## AIM
Count every line in the entries that contains "visibility". Report that count alone.

++++ DATA PROVIDED ++++

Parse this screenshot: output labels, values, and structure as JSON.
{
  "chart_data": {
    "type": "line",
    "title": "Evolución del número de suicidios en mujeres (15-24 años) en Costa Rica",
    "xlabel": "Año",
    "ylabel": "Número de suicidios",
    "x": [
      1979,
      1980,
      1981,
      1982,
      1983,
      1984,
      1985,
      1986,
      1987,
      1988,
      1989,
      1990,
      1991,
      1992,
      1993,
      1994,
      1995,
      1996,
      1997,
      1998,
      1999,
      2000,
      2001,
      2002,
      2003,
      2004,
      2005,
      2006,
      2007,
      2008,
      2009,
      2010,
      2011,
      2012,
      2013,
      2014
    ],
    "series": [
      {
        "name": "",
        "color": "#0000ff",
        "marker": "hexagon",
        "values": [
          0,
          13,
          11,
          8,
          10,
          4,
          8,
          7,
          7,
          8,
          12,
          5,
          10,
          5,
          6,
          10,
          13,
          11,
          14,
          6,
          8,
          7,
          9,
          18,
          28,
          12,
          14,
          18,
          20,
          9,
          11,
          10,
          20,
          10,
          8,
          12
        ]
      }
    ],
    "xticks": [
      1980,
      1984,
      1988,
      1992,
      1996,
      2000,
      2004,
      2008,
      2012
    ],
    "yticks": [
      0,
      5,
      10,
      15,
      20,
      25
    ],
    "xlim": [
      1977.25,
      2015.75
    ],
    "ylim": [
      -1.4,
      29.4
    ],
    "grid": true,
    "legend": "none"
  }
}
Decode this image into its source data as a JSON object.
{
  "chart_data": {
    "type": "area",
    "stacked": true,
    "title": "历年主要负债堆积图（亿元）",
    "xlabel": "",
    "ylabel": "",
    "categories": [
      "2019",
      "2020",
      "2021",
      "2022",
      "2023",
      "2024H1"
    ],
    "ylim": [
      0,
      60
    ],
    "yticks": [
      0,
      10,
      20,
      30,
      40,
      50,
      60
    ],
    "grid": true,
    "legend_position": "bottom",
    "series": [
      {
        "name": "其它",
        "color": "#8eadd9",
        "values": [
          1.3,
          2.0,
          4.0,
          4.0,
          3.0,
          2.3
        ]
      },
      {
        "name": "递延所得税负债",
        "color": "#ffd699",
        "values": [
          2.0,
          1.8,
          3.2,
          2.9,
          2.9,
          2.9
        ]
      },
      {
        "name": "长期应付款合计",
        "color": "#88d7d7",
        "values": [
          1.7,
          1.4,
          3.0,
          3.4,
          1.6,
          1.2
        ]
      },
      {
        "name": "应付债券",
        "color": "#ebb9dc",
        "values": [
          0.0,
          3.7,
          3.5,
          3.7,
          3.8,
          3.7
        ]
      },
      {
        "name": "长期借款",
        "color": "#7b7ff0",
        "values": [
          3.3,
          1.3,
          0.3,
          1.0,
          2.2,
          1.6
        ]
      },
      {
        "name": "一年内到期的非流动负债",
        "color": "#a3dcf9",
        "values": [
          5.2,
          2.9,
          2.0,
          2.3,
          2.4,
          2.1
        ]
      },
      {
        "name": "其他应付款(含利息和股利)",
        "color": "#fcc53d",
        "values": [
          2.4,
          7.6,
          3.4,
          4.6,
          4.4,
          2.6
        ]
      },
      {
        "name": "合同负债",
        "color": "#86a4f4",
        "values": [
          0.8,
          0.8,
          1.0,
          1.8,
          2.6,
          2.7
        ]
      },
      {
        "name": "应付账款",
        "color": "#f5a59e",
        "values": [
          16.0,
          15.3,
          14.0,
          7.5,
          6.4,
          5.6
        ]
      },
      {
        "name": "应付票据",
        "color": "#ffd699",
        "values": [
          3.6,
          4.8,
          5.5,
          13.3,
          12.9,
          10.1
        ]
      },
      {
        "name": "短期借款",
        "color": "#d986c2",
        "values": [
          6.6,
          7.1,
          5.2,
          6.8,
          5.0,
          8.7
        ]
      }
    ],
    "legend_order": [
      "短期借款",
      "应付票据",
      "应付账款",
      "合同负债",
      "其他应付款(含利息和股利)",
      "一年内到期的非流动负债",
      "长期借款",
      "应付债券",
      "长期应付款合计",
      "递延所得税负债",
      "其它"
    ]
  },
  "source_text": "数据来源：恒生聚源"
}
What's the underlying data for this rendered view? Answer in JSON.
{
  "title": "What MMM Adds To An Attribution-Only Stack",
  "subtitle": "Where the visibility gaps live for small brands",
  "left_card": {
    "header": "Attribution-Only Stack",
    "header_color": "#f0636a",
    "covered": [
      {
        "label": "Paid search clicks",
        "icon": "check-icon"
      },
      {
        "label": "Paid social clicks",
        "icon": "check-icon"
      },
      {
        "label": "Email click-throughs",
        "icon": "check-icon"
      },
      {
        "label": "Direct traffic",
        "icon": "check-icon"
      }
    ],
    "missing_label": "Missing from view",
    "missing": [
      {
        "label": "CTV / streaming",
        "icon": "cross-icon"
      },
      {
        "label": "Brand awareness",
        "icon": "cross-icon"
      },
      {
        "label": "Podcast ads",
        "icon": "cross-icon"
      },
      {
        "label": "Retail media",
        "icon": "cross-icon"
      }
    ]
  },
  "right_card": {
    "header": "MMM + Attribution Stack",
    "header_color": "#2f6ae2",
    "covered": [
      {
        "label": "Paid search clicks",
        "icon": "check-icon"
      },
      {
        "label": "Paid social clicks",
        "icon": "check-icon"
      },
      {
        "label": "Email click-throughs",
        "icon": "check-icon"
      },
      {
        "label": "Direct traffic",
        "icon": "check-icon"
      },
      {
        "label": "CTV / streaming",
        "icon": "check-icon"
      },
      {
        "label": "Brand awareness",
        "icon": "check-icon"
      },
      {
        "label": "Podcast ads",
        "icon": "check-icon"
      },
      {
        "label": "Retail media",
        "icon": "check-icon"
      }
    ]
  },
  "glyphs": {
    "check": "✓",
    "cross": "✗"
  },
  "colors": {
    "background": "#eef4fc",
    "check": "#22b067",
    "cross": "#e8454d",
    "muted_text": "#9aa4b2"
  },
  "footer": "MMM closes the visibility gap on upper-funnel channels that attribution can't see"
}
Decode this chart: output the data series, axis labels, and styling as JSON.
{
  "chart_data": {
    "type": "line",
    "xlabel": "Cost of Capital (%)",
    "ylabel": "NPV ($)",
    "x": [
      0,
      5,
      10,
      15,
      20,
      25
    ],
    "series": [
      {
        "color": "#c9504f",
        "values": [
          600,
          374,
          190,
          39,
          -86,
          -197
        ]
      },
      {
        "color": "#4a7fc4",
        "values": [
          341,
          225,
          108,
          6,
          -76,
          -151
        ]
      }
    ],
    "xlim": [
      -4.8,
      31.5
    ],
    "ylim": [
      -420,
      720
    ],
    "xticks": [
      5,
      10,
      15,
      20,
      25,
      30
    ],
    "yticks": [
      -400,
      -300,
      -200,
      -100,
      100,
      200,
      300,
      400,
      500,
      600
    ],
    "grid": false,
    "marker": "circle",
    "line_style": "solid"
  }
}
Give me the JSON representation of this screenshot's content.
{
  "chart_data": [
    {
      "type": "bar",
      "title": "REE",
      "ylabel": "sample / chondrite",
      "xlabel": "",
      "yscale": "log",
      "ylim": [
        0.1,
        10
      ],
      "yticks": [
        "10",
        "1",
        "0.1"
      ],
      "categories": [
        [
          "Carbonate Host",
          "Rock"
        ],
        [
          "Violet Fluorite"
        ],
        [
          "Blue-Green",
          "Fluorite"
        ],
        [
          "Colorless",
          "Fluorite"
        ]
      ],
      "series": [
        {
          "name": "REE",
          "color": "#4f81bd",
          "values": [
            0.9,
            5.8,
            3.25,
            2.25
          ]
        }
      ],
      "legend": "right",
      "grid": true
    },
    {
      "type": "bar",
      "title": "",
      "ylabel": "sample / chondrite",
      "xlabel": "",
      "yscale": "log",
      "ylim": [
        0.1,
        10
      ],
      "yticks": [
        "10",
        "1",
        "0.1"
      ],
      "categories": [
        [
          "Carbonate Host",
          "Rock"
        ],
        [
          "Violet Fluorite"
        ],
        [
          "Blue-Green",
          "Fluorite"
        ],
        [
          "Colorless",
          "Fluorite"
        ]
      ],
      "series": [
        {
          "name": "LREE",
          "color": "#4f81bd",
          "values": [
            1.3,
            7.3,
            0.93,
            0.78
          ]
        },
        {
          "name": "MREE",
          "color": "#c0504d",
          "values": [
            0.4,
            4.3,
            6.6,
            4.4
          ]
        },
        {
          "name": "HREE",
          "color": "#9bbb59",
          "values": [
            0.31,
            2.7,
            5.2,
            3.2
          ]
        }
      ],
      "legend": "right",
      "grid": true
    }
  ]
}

++++

## SOLUTION BELOW
2